--- Records shown ---
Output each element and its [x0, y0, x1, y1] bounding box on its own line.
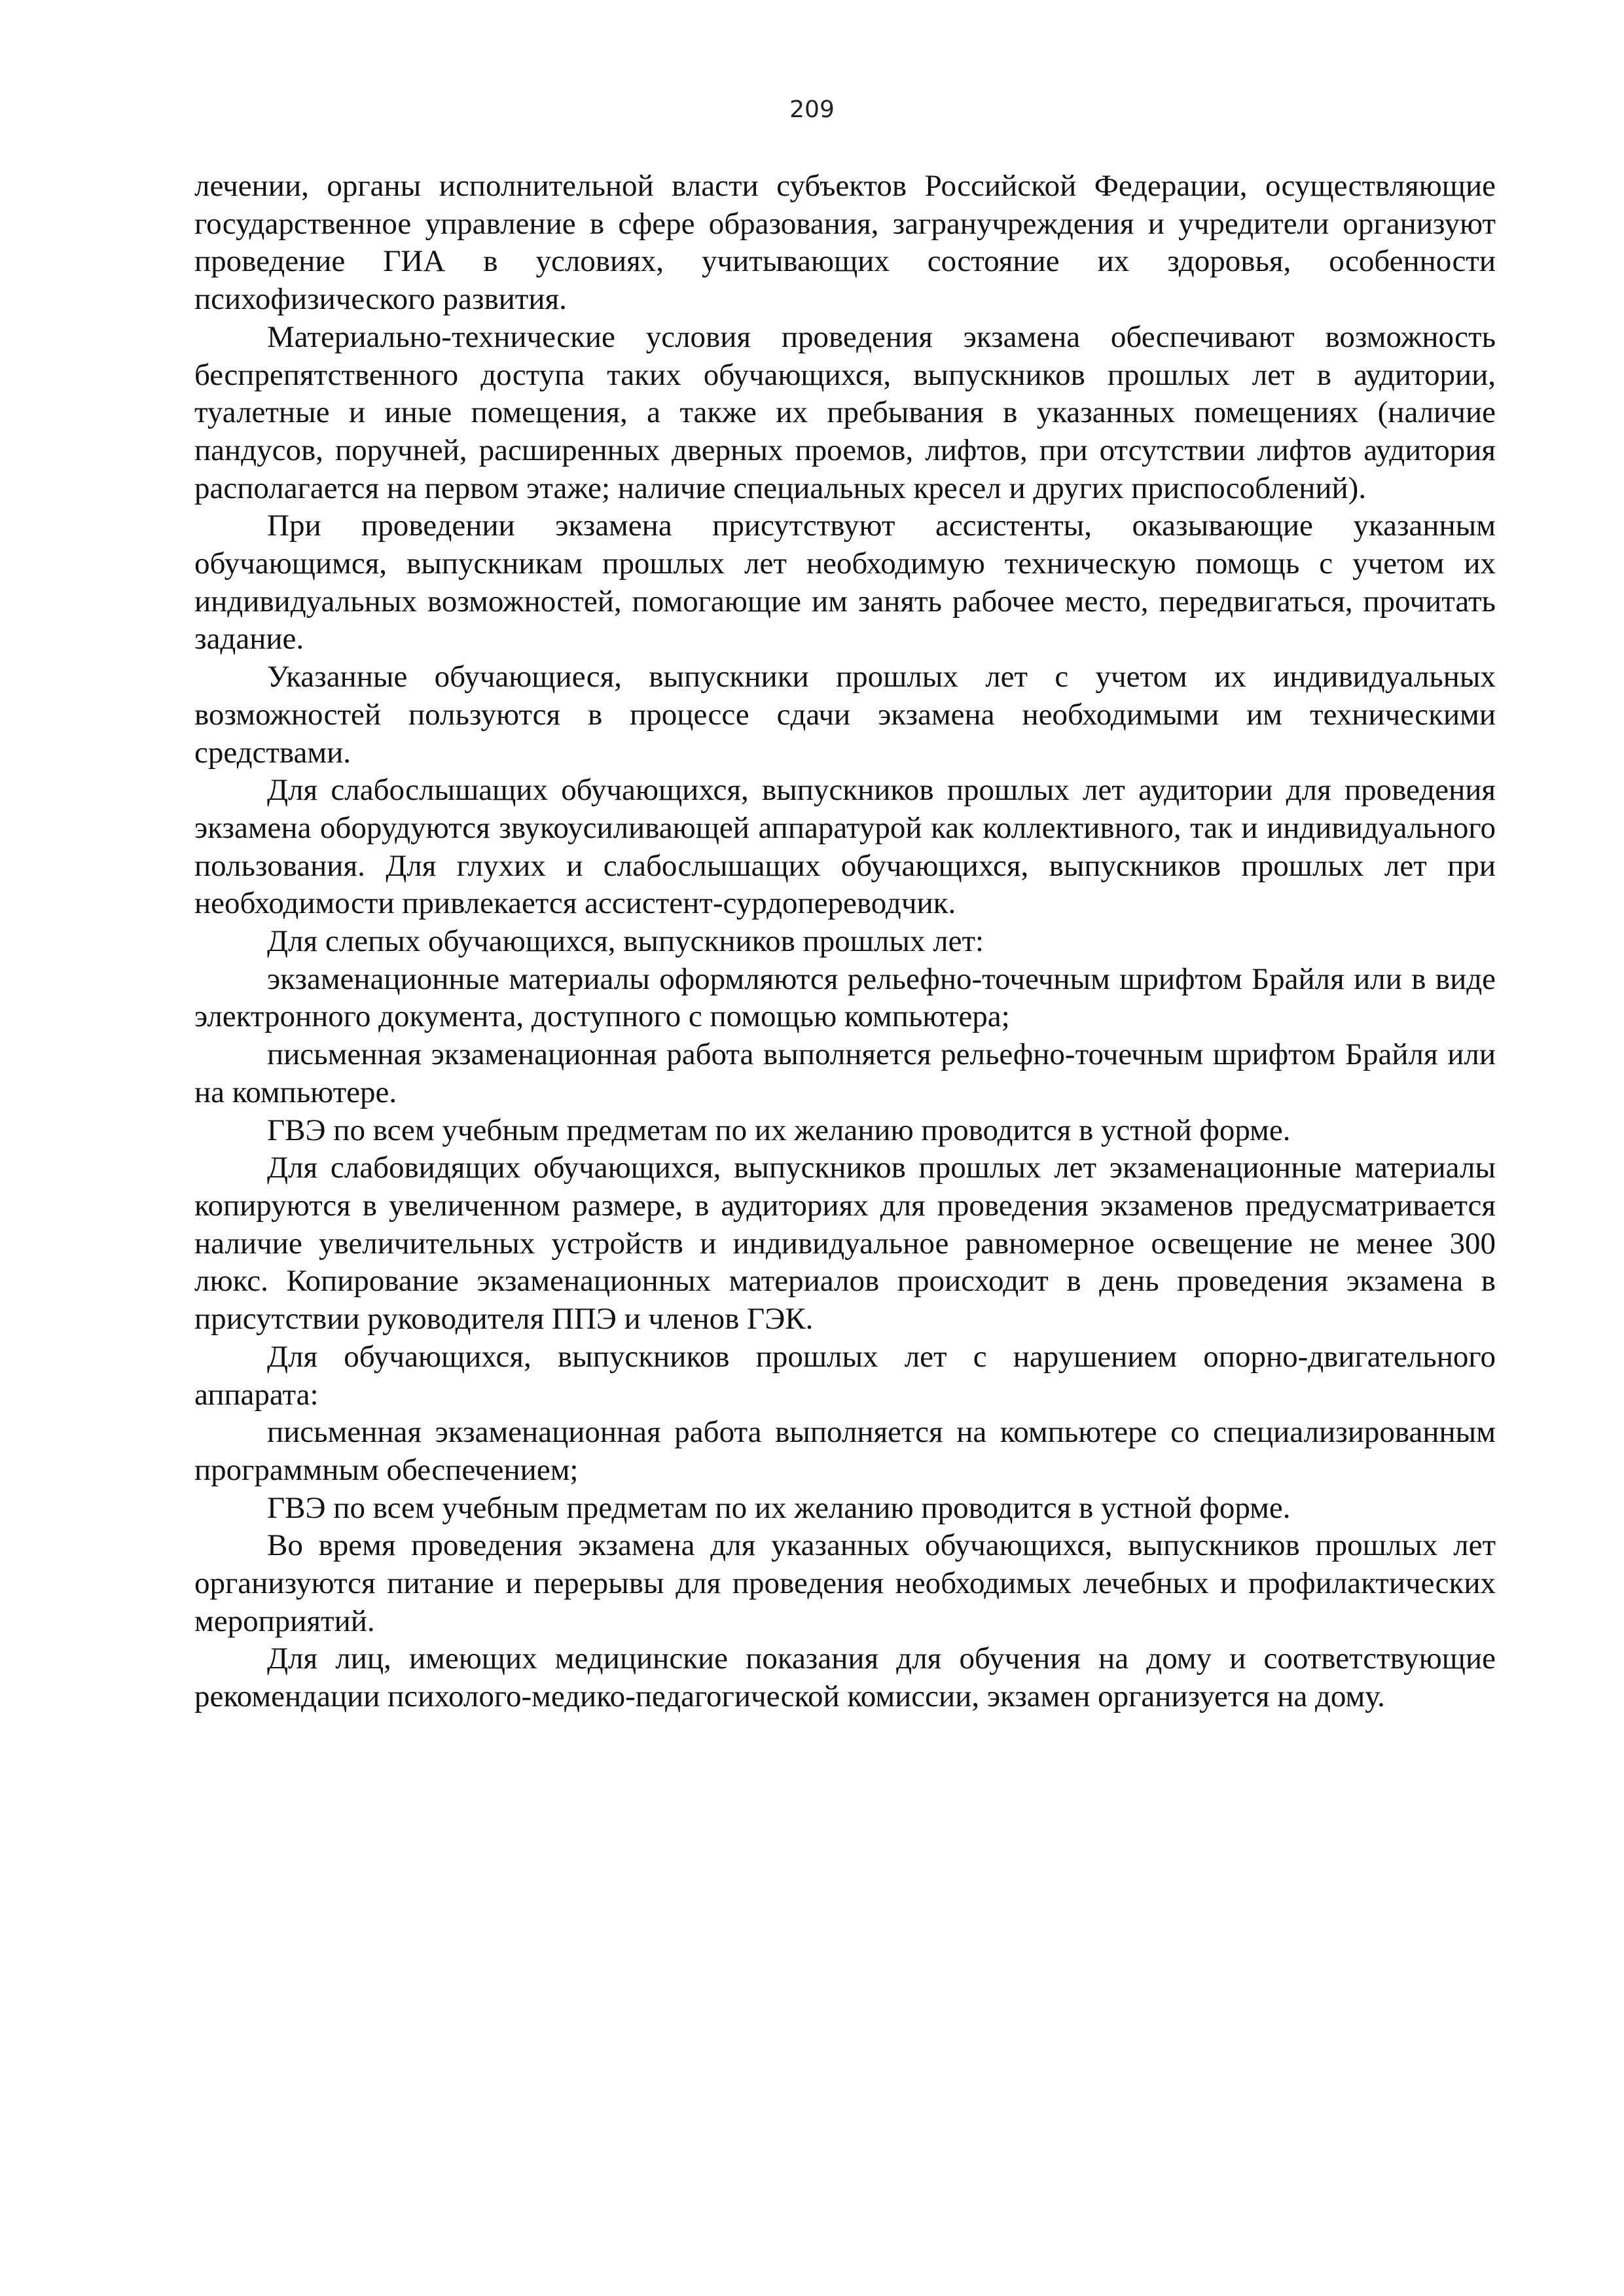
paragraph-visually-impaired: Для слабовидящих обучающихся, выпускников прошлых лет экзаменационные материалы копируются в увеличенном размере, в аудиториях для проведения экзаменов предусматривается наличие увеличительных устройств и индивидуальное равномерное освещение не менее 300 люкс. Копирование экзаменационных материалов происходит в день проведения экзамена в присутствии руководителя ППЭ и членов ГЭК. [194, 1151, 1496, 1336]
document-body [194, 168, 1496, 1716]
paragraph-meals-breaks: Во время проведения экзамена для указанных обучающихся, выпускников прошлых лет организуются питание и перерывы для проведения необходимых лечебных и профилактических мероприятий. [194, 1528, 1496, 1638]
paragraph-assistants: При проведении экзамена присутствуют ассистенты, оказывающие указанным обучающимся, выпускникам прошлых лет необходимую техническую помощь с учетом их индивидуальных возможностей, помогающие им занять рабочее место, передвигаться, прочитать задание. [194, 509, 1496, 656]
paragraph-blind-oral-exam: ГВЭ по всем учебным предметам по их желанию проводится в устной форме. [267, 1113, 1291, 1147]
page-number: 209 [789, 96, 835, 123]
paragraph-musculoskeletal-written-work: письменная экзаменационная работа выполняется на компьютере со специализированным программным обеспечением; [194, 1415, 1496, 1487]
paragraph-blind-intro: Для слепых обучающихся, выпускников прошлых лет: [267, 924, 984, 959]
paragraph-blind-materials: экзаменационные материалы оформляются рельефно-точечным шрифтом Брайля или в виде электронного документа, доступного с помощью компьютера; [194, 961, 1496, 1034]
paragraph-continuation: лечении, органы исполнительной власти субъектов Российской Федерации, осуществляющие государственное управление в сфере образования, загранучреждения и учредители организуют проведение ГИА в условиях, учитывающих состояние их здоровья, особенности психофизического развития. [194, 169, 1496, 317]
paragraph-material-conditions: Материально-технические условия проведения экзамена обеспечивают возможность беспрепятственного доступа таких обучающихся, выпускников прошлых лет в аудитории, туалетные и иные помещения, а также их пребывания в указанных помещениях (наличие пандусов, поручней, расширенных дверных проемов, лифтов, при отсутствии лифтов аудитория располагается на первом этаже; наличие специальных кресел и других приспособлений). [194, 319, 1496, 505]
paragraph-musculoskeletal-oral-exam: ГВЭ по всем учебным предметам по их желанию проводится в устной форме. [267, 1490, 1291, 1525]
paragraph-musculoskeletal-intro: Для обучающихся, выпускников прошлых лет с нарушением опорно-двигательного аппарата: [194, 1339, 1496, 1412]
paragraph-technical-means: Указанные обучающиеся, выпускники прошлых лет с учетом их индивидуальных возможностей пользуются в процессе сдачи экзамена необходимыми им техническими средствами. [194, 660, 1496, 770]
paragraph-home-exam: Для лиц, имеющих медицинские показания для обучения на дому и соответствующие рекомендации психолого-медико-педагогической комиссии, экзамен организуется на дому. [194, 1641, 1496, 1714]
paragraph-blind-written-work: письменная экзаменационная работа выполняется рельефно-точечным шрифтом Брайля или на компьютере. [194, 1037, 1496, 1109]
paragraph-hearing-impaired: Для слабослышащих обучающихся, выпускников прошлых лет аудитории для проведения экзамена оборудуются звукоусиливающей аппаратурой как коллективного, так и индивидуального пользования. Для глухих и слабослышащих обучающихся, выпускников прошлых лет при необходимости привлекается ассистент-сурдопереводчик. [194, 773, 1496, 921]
---
--- Records shown ---
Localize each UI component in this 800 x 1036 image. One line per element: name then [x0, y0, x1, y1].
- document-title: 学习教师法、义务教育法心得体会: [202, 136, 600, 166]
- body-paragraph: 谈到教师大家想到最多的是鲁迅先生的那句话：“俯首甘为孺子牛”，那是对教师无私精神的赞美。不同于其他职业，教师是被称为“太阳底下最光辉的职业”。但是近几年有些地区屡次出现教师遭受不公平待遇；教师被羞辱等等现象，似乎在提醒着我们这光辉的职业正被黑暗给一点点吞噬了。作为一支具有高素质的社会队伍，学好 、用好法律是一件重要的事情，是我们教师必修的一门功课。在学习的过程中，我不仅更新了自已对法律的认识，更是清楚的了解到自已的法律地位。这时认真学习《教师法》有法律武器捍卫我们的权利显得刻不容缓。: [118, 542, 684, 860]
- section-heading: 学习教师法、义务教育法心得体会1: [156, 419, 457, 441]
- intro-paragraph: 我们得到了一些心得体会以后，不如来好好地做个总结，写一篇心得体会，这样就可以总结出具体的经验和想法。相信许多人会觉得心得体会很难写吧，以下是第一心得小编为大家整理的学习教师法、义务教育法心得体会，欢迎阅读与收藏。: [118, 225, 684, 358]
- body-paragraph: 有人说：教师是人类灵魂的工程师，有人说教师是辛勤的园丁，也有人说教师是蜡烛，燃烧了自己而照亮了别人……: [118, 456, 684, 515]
---
--- Records shown ---
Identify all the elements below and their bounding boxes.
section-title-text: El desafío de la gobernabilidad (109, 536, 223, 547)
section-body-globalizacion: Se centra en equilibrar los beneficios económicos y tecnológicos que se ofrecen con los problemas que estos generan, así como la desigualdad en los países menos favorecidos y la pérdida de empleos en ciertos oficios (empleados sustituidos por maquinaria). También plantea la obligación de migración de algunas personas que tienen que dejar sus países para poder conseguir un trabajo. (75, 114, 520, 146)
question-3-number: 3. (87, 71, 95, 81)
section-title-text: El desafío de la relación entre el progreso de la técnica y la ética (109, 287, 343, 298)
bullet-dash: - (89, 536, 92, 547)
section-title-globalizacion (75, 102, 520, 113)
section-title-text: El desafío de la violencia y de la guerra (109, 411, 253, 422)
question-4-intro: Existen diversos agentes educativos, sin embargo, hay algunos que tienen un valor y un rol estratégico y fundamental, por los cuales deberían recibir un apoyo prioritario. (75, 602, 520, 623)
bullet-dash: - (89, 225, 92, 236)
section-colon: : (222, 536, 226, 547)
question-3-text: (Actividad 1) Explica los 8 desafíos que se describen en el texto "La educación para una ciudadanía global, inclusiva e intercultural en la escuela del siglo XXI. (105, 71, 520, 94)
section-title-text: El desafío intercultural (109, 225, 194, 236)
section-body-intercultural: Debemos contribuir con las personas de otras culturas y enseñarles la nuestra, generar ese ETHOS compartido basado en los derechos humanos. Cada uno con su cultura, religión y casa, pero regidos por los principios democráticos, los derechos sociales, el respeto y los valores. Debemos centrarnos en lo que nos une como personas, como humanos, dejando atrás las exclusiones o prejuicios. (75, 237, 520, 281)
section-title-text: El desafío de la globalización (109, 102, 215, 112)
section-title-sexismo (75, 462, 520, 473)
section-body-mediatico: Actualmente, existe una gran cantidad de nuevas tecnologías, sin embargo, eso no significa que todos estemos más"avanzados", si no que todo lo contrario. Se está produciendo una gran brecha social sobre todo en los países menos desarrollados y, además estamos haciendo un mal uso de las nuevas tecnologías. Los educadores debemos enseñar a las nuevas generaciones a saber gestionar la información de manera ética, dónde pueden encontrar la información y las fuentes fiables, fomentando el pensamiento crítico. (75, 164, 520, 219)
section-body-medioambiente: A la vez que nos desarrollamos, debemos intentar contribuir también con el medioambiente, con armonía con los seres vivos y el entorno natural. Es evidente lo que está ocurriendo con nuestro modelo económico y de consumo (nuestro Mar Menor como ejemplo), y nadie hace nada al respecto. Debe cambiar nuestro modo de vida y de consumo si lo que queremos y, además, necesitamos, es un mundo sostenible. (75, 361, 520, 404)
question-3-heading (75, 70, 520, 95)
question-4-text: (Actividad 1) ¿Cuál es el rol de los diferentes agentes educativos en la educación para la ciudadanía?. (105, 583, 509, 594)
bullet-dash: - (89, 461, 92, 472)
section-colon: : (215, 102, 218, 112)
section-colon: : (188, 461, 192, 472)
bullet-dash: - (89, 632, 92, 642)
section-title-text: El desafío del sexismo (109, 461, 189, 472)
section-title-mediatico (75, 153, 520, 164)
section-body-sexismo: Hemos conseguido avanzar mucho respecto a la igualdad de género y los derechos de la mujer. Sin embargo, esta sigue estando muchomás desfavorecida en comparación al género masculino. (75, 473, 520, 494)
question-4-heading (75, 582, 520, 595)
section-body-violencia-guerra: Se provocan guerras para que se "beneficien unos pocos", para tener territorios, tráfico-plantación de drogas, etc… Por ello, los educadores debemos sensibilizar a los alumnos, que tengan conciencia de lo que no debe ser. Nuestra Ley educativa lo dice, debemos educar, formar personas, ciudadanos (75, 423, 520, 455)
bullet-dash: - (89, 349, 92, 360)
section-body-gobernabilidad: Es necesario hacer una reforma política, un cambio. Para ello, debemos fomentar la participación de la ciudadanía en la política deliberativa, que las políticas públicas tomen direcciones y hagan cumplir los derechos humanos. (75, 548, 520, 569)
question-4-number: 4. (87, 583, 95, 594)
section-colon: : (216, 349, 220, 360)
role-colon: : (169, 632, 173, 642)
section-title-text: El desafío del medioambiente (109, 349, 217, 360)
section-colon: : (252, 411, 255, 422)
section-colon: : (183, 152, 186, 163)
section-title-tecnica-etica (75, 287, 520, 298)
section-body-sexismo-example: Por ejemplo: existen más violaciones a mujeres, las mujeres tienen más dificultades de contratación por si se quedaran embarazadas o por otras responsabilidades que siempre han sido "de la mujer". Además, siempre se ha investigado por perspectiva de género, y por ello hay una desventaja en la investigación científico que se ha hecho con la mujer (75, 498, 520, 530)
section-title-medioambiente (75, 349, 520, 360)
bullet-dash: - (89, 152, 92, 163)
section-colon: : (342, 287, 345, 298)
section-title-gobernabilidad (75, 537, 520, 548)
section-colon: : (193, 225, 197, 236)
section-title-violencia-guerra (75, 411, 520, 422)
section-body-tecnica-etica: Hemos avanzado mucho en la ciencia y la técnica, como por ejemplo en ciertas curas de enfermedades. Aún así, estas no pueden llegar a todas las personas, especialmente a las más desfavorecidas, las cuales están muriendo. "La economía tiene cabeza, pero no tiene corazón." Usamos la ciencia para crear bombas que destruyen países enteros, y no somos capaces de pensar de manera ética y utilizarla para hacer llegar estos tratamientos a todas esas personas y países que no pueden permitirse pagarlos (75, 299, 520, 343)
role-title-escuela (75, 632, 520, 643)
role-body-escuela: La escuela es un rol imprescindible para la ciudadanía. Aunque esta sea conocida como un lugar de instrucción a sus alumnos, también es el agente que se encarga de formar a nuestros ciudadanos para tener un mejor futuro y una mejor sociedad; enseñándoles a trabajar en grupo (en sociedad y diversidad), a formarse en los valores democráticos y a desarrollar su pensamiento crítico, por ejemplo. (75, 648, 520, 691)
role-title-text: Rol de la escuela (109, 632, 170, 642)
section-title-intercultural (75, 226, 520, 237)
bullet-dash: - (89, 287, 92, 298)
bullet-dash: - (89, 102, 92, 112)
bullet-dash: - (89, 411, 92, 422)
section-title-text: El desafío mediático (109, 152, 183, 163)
---
## Written task
Rewrite the lines above as a JSON list of strings, one string per line, leaving out any blank lines. Begin at the line that contains "Localize each UI" and stop after the line that contains "456, 684, 515]".

## Response below
[
  "Localize each UI component in this 800 x 1036 image. One line per element: name then [x0, y0, x1, y1].",
  "- document-title: 学习教师法、义务教育法心得体会: [202, 136, 600, 166]",
  "- body-paragraph: 谈到教师大家想到最多的是鲁迅先生的那句话：“俯首甘为孺子牛”，那是对教师无私精神的赞美。不同于其他职业，教师是被称为“太阳底下最光辉的职业”。但是近几年有些地区屡次出现教师遭受不公平待遇；教师被羞辱等等现象，似乎在提醒着我们这光辉的职业正被黑暗给一点点吞噬了。作为一支具有高素质的社会队伍，学好 、用好法律是一件重要的事情，是我们教师必修的一门功课。在学习的过程中，我不仅更新了自已对法律的认识，更是清楚的了解到自已的法律地位。这时认真学习《教师法》有法律武器捍卫我们的权利显得刻不容缓。: [118, 542, 684, 860]",
  "- section-heading: 学习教师法、义务教育法心得体会1: [156, 419, 457, 441]",
  "- intro-paragraph: 我们得到了一些心得体会以后，不如来好好地做个总结，写一篇心得体会，这样就可以总结出具体的经验和想法。相信许多人会觉得心得体会很难写吧，以下是第一心得小编为大家整理的学习教师法、义务教育法心得体会，欢迎阅读与收藏。: [118, 225, 684, 358]",
  "- body-paragraph: 有人说：教师是人类灵魂的工程师，有人说教师是辛勤的园丁，也有人说教师是蜡烛，燃烧了自己而照亮了别人……: [118, 456, 684, 515]"
]